> [Passage]
======

Discussion and Conclusions
LPP is a chronic idiopathic pigmentary disease of unknown etiology affecting middle-aged adults with racial and ethnic backgrounds. 1 Unlike the violaceous papules and plaques seen classically in LP, LPP patients present with bilateral diffuse symmetrical macular hyperpigmentation on sun-exposed sites such as the face and neck with no involvement of the scalp, mucosa, and nails, as well as flexural folds such as the axillary, submammarian, and inguinal areas.1 Histologically, LP and LPP are quite similar, but melanin incontinence is more predominant in LPP.3Atypical clinical patterns of LPP, including segmental, zosteriform, and linear, were reported in the literature. 2-5 However, only a few cases reported a unilateral linear pattern along the Blascko lines, as seen in our case.3,4,6 The main clinical characteristics reported in these cases were the presence of hyperpigmented macules and patches mainly localized over the trunk, thigh, pectoral, and submammarian areas following the Blascko lines. Currently, there is no approved treatment for LPP. However, multiple treatment modalities were tried with variable success, such as topical tacrolimus, topical and systemic corticosteroids, high doses of vitamin A, and laser treatments.7,8 Successful use of topical tacrolimus was seen in a few cases. Moreover, a recent study found the use of oral isotretinoin at low dosages to be beneficial in stabilizing and reducing hyperpigmentation.8 In conclusion, LPP can present in different atypical patterns. LPP in a blaschkoid distribution is rarely encountered and should be included in the differential diagnosis of unilateral hyperpigmentation along the Blascko lines, particularly in darker skin types.
Figure 1.
Patient at initial presentation. Examination revealed unilateral whorled, ill-defined hyperpigmented macules and patches over the left side of the neck, arm, axilla, chest, abdomen, and inner thigh in a blaschkoid distribution.
Figure 2.
Histological examination of a skin punch biopsy shows focal hydropic changes on the basement membrane with melanophage deposition (hematoxylin-eosin stain, magnification ×10).
Figure 3.
Dermoscopy showing multiple brown dots on the background of a light brown structure-less area.
Funding Statement
Funding: no grants from any funding agency in the public, commercial, or not-for-profit sectors were received for this research.

======

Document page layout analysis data

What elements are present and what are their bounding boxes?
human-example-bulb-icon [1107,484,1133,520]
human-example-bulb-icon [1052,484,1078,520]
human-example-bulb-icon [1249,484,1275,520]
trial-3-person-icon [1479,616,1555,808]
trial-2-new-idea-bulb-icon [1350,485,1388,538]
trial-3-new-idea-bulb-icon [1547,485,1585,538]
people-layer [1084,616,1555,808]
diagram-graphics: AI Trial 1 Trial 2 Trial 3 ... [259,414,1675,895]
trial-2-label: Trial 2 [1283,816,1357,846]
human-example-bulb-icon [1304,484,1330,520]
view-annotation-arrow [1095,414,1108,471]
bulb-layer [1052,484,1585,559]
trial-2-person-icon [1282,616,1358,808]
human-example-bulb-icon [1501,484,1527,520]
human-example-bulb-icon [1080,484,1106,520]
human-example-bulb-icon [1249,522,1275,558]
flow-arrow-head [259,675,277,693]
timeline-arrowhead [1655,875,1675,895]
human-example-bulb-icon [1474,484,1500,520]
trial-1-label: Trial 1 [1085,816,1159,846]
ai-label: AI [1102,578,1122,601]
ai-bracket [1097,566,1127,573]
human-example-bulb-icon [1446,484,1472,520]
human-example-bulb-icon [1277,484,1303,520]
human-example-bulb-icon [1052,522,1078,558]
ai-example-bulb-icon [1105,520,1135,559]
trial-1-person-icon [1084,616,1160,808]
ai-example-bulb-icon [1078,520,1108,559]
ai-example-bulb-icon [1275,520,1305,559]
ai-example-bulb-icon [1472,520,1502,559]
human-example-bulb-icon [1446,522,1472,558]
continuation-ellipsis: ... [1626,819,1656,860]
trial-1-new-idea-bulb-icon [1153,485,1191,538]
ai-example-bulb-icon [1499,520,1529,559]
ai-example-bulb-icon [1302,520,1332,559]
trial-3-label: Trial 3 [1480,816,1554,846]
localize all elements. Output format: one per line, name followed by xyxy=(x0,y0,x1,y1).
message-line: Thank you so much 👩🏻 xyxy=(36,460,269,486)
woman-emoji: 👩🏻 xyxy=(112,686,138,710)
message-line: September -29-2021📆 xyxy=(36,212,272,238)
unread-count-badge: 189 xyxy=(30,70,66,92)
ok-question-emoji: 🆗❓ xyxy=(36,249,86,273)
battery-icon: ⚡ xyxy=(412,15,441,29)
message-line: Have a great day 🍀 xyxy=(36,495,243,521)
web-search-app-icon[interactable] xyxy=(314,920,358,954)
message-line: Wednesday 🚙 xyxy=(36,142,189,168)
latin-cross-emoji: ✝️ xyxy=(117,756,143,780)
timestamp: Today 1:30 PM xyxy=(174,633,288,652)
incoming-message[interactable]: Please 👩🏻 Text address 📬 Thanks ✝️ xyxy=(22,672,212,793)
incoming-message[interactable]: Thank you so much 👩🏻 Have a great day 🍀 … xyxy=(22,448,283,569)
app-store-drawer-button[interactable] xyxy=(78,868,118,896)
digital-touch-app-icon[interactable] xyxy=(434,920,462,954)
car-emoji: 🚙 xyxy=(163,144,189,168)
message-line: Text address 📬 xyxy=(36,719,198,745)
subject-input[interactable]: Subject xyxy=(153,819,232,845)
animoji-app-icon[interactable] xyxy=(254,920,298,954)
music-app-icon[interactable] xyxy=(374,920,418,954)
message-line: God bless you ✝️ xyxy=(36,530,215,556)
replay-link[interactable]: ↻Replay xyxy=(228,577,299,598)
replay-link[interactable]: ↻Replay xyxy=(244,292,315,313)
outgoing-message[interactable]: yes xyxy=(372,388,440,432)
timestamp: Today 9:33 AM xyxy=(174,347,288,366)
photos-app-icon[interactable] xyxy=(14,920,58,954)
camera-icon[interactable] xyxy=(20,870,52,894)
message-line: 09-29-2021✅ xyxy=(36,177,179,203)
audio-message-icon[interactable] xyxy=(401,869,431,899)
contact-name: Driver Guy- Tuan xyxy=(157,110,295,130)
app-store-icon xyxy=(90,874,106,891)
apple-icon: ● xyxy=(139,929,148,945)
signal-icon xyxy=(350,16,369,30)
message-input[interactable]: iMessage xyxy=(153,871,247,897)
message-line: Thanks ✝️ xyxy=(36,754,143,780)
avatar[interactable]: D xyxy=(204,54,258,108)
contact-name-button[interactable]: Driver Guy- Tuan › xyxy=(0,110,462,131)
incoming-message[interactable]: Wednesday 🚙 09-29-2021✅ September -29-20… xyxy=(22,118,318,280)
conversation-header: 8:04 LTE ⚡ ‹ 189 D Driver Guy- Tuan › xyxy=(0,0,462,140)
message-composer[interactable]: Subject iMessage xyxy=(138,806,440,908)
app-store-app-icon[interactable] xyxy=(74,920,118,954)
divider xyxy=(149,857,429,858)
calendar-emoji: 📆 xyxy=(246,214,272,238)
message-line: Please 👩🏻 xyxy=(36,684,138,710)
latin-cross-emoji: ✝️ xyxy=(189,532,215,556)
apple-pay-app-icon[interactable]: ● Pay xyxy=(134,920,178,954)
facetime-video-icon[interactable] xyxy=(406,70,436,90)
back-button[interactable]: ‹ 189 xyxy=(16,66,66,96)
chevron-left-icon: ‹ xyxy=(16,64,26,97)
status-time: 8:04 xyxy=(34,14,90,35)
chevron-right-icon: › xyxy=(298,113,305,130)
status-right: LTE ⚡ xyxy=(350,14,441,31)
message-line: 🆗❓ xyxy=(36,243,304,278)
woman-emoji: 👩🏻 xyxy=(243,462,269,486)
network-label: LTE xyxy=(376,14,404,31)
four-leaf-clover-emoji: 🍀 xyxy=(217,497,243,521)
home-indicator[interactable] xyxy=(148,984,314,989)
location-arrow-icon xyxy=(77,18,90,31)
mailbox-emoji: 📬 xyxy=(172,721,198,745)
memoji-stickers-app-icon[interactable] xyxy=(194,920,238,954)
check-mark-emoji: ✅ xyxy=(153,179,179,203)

======

> [Complete the following]
• A. Condense the paragraph of the passage that begins "LPP is a chronic idiopathic pigmentary disease" into a short bulleted list that keeps its main facts.
• B. Please retype the stretch of the passage from "Patient at initial" through "brown structure-less area.", unchanged.
• C. According to the passage, what did dermoscopy show?

> [Per-task answers]
• A.
- LPP is a chronic pigmentary disease of unknown cause that affects middle-aged adults.
- Unlike classic LP, it presents as bilateral, diffuse, symmetrical macular hyperpigmentation on sun-exposed sites such as the face and neck, and on flexural folds. The scalp, mucosa, and nails are spared.
- Histologically it resembles LP, but melanin incontinence is more predominant.
- Atypical patterns include segmental, zosteriform, and linear. Only a few cases show a unilateral linear pattern along the Blascko lines, mainly on the trunk, thigh, pectoral, and submammarian areas.
- No treatment is approved. Topical tacrolimus, corticosteroids, high-dose vitamin A, and lasers have had variable success, and low-dose oral isotretinoin has recently been found beneficial.
- LPP in a blaschkoid distribution is rare. It should be considered in unilateral hyperpigmentation along the Blascko lines, especially in darker skin types.

• B.
Patient at initial presentation. Examination revealed unilateral whorled, ill-defined hyperpigmented macules and patches over the left side of the neck, arm, axilla, chest, abdomen, and inner thigh in a blaschkoid distribution.
Figure 2.
Histological examination of a skin punch biopsy shows focal hydropic changes on the basement membrane with melanophage deposition (hematoxylin-eosin stain, magnification ×10).
Figure 3.
Dermoscopy showing multiple brown dots on the background of a light brown structure-less area.

• C. Multiple brown dots on the background of a light brown structure-less area.